§ **EXERCISE AIM**: Give only the number of lines that hold the word "المحكمة".
::::::::::
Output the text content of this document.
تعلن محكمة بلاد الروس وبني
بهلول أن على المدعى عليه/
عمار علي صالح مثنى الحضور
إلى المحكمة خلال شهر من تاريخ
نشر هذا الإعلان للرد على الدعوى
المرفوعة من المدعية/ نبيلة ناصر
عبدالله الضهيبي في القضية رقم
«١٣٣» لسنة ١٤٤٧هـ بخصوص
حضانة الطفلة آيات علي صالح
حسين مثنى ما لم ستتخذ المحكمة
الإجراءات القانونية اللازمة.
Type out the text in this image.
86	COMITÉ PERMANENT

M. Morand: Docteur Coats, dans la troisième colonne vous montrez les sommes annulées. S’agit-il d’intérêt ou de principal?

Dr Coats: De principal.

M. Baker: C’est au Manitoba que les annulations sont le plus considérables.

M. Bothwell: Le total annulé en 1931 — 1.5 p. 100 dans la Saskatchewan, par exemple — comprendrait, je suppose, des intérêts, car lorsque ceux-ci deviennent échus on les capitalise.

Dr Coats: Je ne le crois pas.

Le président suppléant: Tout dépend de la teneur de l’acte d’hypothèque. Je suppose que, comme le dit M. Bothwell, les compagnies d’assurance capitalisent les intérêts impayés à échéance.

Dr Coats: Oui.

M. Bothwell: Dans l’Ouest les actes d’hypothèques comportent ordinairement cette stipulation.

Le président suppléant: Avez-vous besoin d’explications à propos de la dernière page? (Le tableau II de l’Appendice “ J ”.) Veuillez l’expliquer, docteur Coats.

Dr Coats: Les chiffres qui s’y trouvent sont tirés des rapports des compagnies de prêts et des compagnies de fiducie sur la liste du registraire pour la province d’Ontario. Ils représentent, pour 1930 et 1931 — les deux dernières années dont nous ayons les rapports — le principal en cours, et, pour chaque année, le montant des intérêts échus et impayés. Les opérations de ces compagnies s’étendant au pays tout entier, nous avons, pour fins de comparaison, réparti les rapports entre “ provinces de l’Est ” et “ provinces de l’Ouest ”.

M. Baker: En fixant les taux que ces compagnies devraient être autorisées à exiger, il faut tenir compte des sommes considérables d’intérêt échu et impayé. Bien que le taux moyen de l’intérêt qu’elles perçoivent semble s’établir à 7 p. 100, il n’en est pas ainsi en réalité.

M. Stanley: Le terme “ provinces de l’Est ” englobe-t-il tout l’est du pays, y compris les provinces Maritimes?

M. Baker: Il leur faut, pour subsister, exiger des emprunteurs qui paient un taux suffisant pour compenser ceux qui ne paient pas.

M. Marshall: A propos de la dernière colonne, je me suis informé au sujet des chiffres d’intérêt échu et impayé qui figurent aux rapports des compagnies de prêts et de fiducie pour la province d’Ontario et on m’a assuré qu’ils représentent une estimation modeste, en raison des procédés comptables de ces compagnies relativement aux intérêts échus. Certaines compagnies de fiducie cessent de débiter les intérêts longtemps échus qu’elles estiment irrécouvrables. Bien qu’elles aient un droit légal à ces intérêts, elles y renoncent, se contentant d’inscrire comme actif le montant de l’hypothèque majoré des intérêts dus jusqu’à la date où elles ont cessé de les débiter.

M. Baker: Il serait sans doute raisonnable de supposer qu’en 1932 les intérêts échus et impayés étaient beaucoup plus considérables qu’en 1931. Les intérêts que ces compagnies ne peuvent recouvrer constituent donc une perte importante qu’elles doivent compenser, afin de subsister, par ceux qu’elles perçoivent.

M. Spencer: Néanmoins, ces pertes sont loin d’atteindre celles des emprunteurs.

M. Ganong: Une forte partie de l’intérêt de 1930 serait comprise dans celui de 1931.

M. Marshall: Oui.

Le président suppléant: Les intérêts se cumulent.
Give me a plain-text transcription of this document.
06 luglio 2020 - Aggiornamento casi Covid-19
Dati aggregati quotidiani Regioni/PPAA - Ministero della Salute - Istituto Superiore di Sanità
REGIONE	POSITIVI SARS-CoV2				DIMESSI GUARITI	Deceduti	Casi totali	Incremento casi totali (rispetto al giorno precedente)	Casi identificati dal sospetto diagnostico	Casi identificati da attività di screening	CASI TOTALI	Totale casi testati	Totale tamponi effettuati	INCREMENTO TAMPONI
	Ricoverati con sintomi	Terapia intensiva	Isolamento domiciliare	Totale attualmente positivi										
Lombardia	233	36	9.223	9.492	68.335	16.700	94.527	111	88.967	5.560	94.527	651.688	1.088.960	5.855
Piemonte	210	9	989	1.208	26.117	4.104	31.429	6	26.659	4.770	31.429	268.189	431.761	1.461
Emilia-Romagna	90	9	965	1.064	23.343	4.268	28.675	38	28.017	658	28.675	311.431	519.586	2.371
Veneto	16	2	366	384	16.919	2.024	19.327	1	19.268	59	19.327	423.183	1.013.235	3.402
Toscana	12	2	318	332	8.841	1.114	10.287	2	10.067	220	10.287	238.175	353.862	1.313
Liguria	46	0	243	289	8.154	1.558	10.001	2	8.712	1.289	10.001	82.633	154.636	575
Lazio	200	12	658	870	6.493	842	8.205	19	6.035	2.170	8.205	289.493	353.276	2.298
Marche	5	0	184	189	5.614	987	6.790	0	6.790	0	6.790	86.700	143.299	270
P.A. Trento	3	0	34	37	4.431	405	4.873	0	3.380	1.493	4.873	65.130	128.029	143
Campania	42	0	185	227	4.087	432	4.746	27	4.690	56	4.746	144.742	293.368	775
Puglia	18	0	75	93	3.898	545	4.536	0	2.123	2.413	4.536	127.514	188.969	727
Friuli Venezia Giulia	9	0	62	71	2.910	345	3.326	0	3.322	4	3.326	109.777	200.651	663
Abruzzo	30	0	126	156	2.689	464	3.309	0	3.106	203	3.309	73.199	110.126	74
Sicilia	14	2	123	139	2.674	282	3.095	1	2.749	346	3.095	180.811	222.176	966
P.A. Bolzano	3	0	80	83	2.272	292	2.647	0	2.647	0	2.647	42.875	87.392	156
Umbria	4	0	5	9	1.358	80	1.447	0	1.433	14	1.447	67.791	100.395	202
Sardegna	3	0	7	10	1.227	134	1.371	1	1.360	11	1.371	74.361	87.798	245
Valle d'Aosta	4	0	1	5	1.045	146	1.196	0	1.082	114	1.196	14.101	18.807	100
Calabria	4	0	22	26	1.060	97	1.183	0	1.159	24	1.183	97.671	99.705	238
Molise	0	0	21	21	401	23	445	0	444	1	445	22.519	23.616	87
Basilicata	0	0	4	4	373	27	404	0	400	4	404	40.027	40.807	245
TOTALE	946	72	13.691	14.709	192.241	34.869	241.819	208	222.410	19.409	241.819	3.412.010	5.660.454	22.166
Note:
::::::::::
§ **THE OUTPUT**: 2